Dataset entries.
○ ○ ○

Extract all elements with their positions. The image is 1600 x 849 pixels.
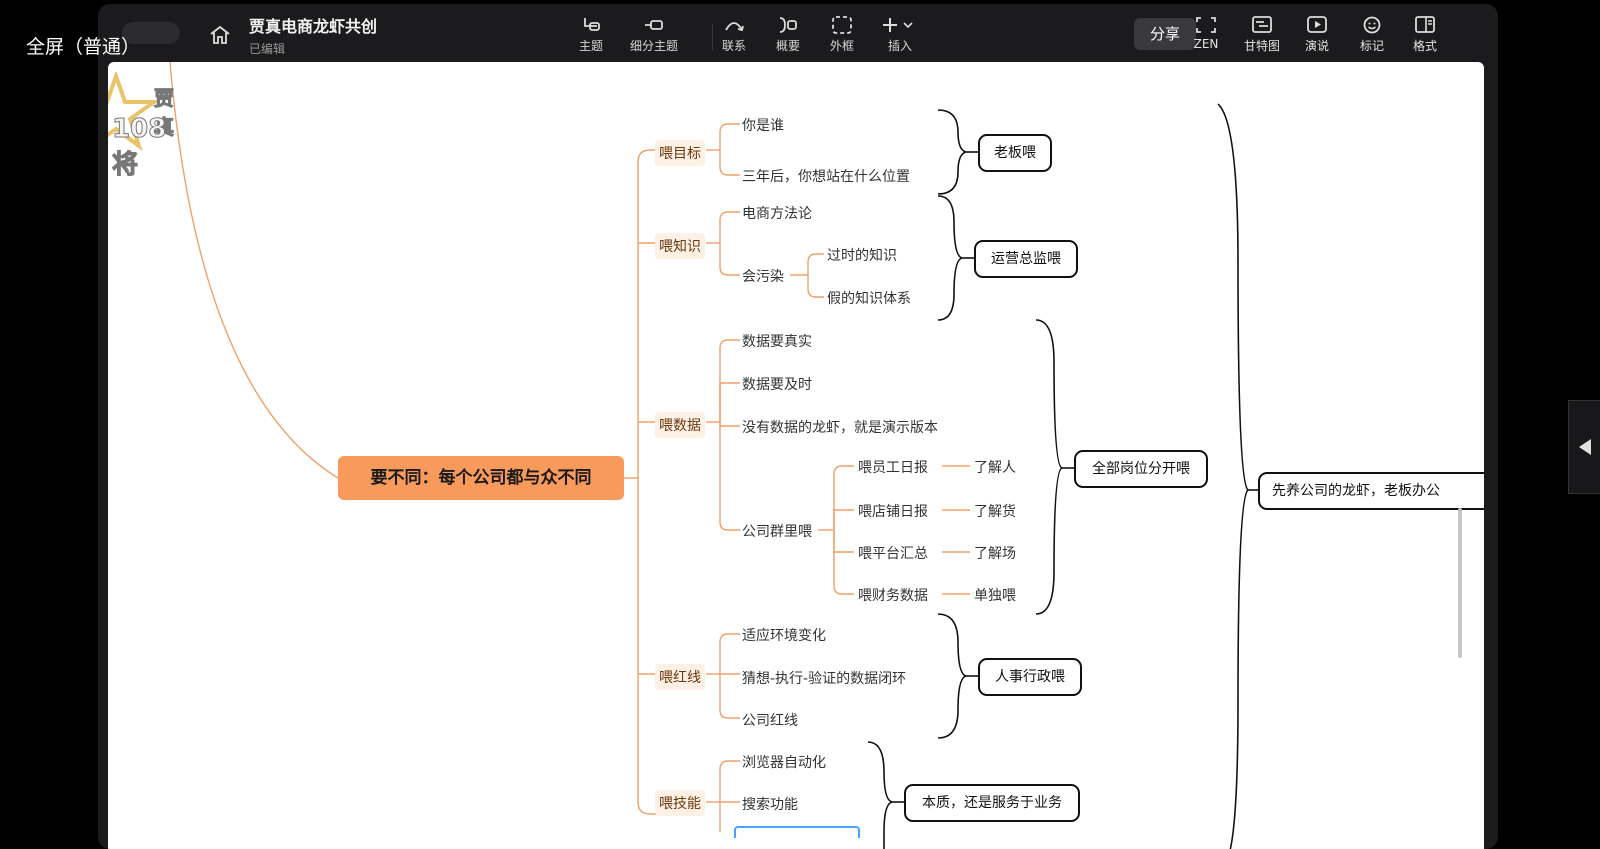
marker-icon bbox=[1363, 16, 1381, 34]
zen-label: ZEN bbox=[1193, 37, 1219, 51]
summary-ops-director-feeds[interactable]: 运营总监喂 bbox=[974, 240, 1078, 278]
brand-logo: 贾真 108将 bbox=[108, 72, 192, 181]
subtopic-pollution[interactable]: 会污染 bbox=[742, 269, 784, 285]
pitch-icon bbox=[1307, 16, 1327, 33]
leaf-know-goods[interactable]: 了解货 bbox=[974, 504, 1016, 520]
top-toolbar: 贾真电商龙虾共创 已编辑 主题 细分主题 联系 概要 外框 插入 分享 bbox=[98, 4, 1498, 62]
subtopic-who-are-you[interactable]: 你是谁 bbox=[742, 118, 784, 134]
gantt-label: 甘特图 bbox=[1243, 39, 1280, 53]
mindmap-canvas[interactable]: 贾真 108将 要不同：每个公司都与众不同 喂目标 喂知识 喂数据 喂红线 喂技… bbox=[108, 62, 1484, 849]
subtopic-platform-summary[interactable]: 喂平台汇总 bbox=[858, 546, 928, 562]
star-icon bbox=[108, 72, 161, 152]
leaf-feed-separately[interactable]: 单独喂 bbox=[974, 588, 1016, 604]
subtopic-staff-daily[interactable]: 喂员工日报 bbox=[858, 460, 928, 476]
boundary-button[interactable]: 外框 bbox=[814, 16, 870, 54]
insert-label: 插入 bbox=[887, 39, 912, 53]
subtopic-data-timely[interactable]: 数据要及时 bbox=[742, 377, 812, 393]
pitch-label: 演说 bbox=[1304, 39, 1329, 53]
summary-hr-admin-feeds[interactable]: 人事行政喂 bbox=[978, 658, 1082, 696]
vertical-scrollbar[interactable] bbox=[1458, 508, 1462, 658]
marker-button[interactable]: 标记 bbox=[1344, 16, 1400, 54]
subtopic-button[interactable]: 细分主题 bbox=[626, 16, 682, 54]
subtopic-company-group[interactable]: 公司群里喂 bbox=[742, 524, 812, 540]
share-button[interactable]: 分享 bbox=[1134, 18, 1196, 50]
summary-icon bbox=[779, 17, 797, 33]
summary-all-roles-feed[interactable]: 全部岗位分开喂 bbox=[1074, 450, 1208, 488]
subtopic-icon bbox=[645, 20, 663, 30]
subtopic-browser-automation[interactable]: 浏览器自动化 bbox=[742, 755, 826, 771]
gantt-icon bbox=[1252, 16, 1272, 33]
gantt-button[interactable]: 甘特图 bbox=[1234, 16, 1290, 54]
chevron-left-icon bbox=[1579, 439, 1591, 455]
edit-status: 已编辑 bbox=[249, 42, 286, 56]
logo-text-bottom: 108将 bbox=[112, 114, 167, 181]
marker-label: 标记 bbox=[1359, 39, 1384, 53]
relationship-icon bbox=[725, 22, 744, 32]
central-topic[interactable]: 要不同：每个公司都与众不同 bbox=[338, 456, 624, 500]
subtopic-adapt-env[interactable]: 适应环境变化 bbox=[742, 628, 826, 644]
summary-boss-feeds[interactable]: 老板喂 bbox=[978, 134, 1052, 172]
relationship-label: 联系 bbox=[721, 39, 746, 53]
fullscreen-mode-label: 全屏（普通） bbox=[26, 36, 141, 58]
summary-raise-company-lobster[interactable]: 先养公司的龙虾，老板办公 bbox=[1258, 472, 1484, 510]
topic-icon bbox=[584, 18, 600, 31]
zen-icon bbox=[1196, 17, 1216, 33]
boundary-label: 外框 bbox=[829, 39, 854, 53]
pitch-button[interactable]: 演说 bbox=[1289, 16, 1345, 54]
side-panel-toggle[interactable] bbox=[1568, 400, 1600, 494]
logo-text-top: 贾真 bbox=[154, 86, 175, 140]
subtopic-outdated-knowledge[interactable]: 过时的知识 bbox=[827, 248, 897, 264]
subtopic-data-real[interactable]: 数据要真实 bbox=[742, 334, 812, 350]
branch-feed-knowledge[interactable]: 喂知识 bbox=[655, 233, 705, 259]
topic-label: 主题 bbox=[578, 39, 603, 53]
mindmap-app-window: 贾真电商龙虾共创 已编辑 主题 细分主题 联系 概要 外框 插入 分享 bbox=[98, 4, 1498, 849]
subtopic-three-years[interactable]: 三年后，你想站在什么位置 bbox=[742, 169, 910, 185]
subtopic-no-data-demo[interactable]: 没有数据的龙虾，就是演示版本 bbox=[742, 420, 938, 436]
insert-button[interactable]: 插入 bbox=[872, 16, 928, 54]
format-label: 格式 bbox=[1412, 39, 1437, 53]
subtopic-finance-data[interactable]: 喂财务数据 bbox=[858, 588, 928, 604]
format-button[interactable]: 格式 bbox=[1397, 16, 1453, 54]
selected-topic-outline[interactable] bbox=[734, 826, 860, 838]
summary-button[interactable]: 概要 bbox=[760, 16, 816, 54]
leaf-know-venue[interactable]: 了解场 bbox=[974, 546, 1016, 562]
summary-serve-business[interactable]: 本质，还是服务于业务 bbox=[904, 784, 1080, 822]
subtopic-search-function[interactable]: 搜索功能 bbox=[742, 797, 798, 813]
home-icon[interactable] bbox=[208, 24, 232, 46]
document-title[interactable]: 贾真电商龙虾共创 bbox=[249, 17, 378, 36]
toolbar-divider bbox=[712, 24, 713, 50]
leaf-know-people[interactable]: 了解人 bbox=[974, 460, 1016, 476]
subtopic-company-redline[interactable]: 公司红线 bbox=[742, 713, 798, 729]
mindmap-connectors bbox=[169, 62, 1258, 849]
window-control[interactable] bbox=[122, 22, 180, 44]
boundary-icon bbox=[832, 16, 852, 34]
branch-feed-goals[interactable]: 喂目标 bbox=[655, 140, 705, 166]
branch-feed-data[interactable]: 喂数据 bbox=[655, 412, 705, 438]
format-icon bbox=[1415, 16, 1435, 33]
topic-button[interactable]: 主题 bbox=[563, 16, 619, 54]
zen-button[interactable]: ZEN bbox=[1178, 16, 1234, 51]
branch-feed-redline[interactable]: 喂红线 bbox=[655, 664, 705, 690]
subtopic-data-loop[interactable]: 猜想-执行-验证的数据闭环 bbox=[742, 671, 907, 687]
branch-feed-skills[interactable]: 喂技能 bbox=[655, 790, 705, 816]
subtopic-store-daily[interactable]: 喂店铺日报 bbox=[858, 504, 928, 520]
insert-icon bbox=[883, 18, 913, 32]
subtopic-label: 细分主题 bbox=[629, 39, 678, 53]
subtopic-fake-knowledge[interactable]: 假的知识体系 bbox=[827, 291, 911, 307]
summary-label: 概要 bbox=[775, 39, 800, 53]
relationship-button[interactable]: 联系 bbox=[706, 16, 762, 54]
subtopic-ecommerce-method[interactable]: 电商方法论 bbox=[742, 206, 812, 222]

○ ○ ○

Could you copy the records word for word, everything from the line containing "marker-icon bbox=[1363, 16, 1381, 34]" down to the line containing "377, 812, 393]", with both of those lines included?

marker-icon bbox=[1363, 16, 1381, 34]
zen-label: ZEN bbox=[1193, 37, 1219, 51]
summary-ops-director-feeds[interactable]: 运营总监喂 bbox=[974, 240, 1078, 278]
brand-logo: 贾真 108将 bbox=[108, 72, 192, 181]
subtopic-pollution[interactable]: 会污染 bbox=[742, 269, 784, 285]
pitch-icon bbox=[1307, 16, 1327, 33]
leaf-know-goods[interactable]: 了解货 bbox=[974, 504, 1016, 520]
top-toolbar: 贾真电商龙虾共创 已编辑 主题 细分主题 联系 概要 外框 插入 分享 bbox=[98, 4, 1498, 62]
subtopic-who-are-you[interactable]: 你是谁 bbox=[742, 118, 784, 134]
gantt-label: 甘特图 bbox=[1243, 39, 1280, 53]
mindmap-canvas[interactable]: 贾真 108将 要不同：每个公司都与众不同 喂目标 喂知识 喂数据 喂红线 喂技… bbox=[108, 62, 1484, 849]
subtopic-platform-summary[interactable]: 喂平台汇总 bbox=[858, 546, 928, 562]
star-icon bbox=[108, 72, 161, 152]
leaf-feed-separately[interactable]: 单独喂 bbox=[974, 588, 1016, 604]
subtopic-staff-daily[interactable]: 喂员工日报 bbox=[858, 460, 928, 476]
boundary-button[interactable]: 外框 bbox=[814, 16, 870, 54]
insert-label: 插入 bbox=[887, 39, 912, 53]
subtopic-data-timely[interactable]: 数据要及时 bbox=[742, 377, 812, 393]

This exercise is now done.